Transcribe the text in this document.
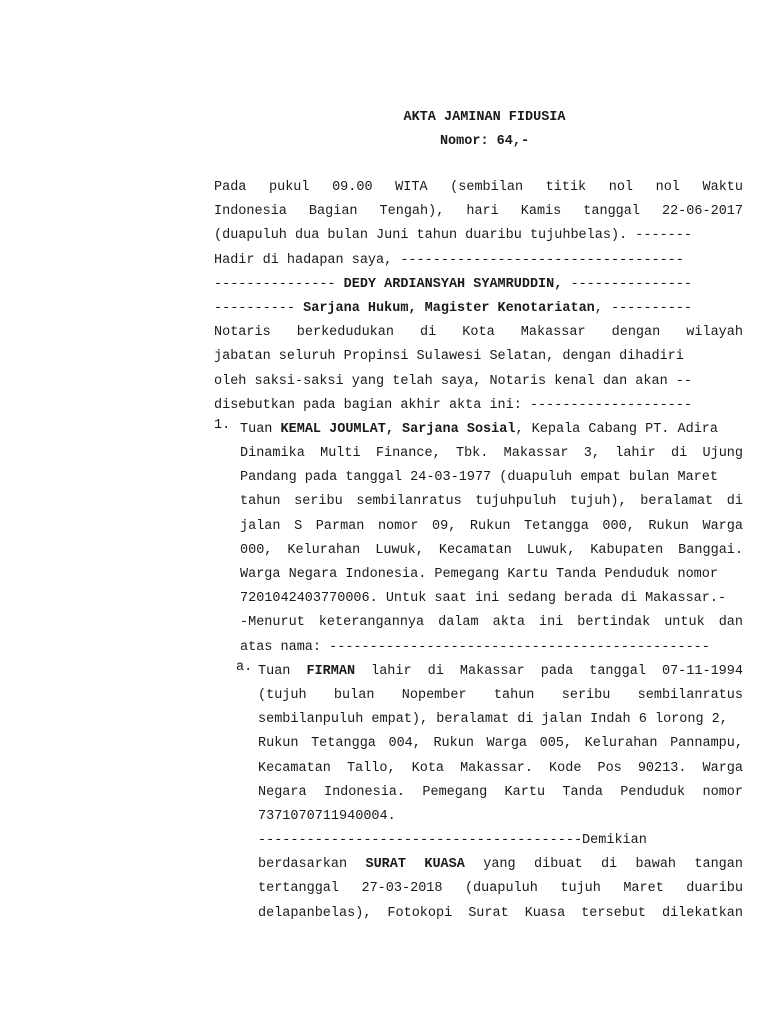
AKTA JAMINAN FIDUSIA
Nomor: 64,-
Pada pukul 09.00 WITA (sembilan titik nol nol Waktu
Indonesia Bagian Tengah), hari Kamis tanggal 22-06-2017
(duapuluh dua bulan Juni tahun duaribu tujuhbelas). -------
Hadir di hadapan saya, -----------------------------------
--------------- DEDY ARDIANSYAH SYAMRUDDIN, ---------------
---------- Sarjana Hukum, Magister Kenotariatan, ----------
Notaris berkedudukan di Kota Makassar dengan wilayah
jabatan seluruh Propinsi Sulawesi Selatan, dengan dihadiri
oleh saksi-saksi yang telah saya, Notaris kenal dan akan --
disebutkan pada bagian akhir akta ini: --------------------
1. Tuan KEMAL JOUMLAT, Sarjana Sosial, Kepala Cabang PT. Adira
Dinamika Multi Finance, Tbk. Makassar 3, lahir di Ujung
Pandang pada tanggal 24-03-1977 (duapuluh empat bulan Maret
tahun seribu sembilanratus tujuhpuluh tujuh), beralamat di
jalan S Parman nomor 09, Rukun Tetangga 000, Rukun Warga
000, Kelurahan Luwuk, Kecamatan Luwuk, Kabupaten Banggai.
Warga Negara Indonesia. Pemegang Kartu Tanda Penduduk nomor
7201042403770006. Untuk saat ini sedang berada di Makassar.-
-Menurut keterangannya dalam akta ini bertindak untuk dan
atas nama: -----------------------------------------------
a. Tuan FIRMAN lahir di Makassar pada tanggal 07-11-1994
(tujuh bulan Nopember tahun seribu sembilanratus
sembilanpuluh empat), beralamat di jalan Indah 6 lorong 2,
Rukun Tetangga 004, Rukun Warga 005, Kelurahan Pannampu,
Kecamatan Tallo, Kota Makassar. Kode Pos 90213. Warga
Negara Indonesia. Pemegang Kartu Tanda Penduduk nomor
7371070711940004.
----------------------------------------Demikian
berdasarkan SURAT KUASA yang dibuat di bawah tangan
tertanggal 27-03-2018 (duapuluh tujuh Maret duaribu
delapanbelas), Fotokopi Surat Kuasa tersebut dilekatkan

──────

Your objective — Every line above should be returned exactly; the pictures stay out.

Task solution —
Transcribe the text in this document.
AKTA JAMINAN FIDUSIA
Nomor: 64,-
Pada pukul 09.00 WITA (sembilan titik nol nol Waktu
Indonesia Bagian Tengah), hari Kamis tanggal 22-06-2017
(duapuluh dua bulan Juni tahun duaribu tujuhbelas). -------
Hadir di hadapan saya, -----------------------------------
--------------- DEDY ARDIANSYAH SYAMRUDDIN, ---------------
---------- Sarjana Hukum, Magister Kenotariatan, ----------
Notaris berkedudukan di Kota Makassar dengan wilayah
jabatan seluruh Propinsi Sulawesi Selatan, dengan dihadiri
oleh saksi-saksi yang telah saya, Notaris kenal dan akan --
disebutkan pada bagian akhir akta ini: --------------------
1. Tuan KEMAL JOUMLAT, Sarjana Sosial, Kepala Cabang PT. Adira
Dinamika Multi Finance, Tbk. Makassar 3, lahir di Ujung
Pandang pada tanggal 24-03-1977 (duapuluh empat bulan Maret
tahun seribu sembilanratus tujuhpuluh tujuh), beralamat di
jalan S Parman nomor 09, Rukun Tetangga 000, Rukun Warga
000, Kelurahan Luwuk, Kecamatan Luwuk, Kabupaten Banggai.
Warga Negara Indonesia. Pemegang Kartu Tanda Penduduk nomor
7201042403770006. Untuk saat ini sedang berada di Makassar.-
-Menurut keterangannya dalam akta ini bertindak untuk dan
atas nama: -----------------------------------------------
a. Tuan FIRMAN lahir di Makassar pada tanggal 07-11-1994
(tujuh bulan Nopember tahun seribu sembilanratus
sembilanpuluh empat), beralamat di jalan Indah 6 lorong 2,
Rukun Tetangga 004, Rukun Warga 005, Kelurahan Pannampu,
Kecamatan Tallo, Kota Makassar. Kode Pos 90213. Warga
Negara Indonesia. Pemegang Kartu Tanda Penduduk nomor
7371070711940004.
----------------------------------------Demikian
berdasarkan SURAT KUASA yang dibuat di bawah tangan
tertanggal 27-03-2018 (duapuluh tujuh Maret duaribu
delapanbelas), Fotokopi Surat Kuasa tersebut dilekatkan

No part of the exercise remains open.